RECORDS>
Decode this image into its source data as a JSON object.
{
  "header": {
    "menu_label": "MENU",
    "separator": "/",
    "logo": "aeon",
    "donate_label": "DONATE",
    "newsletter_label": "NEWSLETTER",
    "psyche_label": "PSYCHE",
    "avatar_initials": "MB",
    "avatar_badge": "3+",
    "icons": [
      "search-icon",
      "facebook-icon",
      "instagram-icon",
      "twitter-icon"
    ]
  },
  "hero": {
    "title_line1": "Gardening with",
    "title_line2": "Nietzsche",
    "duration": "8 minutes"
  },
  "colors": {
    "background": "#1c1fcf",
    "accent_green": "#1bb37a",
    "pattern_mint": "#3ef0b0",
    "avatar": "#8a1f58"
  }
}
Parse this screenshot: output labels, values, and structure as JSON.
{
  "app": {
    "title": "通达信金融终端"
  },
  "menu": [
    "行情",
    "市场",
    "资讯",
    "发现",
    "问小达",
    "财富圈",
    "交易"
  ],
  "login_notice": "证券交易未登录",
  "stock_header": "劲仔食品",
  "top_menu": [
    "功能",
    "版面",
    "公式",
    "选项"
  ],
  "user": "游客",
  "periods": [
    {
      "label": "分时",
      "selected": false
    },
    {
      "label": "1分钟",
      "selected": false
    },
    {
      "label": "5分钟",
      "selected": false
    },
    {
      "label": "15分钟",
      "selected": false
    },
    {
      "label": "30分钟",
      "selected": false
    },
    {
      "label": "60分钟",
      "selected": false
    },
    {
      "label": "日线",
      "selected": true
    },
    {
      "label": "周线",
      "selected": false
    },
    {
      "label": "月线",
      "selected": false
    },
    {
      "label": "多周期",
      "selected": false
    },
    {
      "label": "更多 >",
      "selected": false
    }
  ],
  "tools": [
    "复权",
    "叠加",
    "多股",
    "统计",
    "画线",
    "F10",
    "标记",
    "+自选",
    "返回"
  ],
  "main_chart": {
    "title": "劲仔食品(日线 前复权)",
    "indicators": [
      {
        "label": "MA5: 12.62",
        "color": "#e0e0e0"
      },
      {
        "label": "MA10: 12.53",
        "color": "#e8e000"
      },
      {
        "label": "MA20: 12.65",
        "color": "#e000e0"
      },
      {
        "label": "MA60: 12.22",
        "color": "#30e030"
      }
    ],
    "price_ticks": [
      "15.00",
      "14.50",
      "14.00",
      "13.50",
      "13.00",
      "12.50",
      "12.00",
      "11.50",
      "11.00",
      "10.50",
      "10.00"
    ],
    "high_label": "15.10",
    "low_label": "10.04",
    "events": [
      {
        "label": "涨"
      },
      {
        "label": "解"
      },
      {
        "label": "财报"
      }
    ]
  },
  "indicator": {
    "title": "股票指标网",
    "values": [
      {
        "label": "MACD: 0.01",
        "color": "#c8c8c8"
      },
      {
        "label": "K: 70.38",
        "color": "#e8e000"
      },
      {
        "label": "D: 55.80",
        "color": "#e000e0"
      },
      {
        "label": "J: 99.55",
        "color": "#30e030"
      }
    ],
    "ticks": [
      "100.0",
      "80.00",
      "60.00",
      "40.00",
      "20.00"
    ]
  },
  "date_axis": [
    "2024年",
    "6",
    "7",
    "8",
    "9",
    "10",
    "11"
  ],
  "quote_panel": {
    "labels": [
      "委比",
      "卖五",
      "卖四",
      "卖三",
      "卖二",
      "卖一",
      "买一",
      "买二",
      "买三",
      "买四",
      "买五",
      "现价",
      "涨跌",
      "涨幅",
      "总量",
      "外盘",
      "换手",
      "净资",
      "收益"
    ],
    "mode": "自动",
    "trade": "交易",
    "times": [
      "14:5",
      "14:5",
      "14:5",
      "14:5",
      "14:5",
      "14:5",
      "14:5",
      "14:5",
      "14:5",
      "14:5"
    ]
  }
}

GOAL> Faithfully transcribe the whole of the data.

THE REPLY>
Decode this image into its source data as a JSON object.
{
  "header": {
    "menu_label": "MENU",
    "separator": "/",
    "logo": "aeon",
    "donate_label": "DONATE",
    "newsletter_label": "NEWSLETTER",
    "psyche_label": "PSYCHE",
    "avatar_initials": "MB",
    "avatar_badge": "3+",
    "icons": [
      "search-icon",
      "facebook-icon",
      "instagram-icon",
      "twitter-icon"
    ]
  },
  "hero": {
    "title_line1": "Gardening with",
    "title_line2": "Nietzsche",
    "duration": "8 minutes"
  },
  "colors": {
    "background": "#1c1fcf",
    "accent_green": "#1bb37a",
    "pattern_mint": "#3ef0b0",
    "avatar": "#8a1f58"
  }
}
Parse this screenshot: output labels, values, and structure as JSON.
{
  "app": {
    "title": "通达信金融终端"
  },
  "menu": [
    "行情",
    "市场",
    "资讯",
    "发现",
    "问小达",
    "财富圈",
    "交易"
  ],
  "login_notice": "证券交易未登录",
  "stock_header": "劲仔食品",
  "top_menu": [
    "功能",
    "版面",
    "公式",
    "选项"
  ],
  "user": "游客",
  "periods": [
    {
      "label": "分时",
      "selected": false
    },
    {
      "label": "1分钟",
      "selected": false
    },
    {
      "label": "5分钟",
      "selected": false
    },
    {
      "label": "15分钟",
      "selected": false
    },
    {
      "label": "30分钟",
      "selected": false
    },
    {
      "label": "60分钟",
      "selected": false
    },
    {
      "label": "日线",
      "selected": true
    },
    {
      "label": "周线",
      "selected": false
    },
    {
      "label": "月线",
      "selected": false
    },
    {
      "label": "多周期",
      "selected": false
    },
    {
      "label": "更多 >",
      "selected": false
    }
  ],
  "tools": [
    "复权",
    "叠加",
    "多股",
    "统计",
    "画线",
    "F10",
    "标记",
    "+自选",
    "返回"
  ],
  "main_chart": {
    "title": "劲仔食品(日线 前复权)",
    "indicators": [
      {
        "label": "MA5: 12.62",
        "color": "#e0e0e0"
      },
      {
        "label": "MA10: 12.53",
        "color": "#e8e000"
      },
      {
        "label": "MA20: 12.65",
        "color": "#e000e0"
      },
      {
        "label": "MA60: 12.22",
        "color": "#30e030"
      }
    ],
    "price_ticks": [
      "15.00",
      "14.50",
      "14.00",
      "13.50",
      "13.00",
      "12.50",
      "12.00",
      "11.50",
      "11.00",
      "10.50",
      "10.00"
    ],
    "high_label": "15.10",
    "low_label": "10.04",
    "events": [
      {
        "label": "涨"
      },
      {
        "label": "解"
      },
      {
        "label": "财报"
      }
    ]
  },
  "indicator": {
    "title": "股票指标网",
    "values": [
      {
        "label": "MACD: 0.01",
        "color": "#c8c8c8"
      },
      {
        "label": "K: 70.38",
        "color": "#e8e000"
      },
      {
        "label": "D: 55.80",
        "color": "#e000e0"
      },
      {
        "label": "J: 99.55",
        "color": "#30e030"
      }
    ],
    "ticks": [
      "100.0",
      "80.00",
      "60.00",
      "40.00",
      "20.00"
    ]
  },
  "date_axis": [
    "2024年",
    "6",
    "7",
    "8",
    "9",
    "10",
    "11"
  ],
  "quote_panel": {
    "labels": [
      "委比",
      "卖五",
      "卖四",
      "卖三",
      "卖二",
      "卖一",
      "买一",
      "买二",
      "买三",
      "买四",
      "买五",
      "现价",
      "涨跌",
      "涨幅",
      "总量",
      "外盘",
      "换手",
      "净资",
      "收益"
    ],
    "mode": "自动",
    "trade": "交易",
    "times": [
      "14:5",
      "14:5",
      "14:5",
      "14:5",
      "14:5",
      "14:5",
      "14:5",
      "14:5",
      "14:5",
      "14:5"
    ]
  }
}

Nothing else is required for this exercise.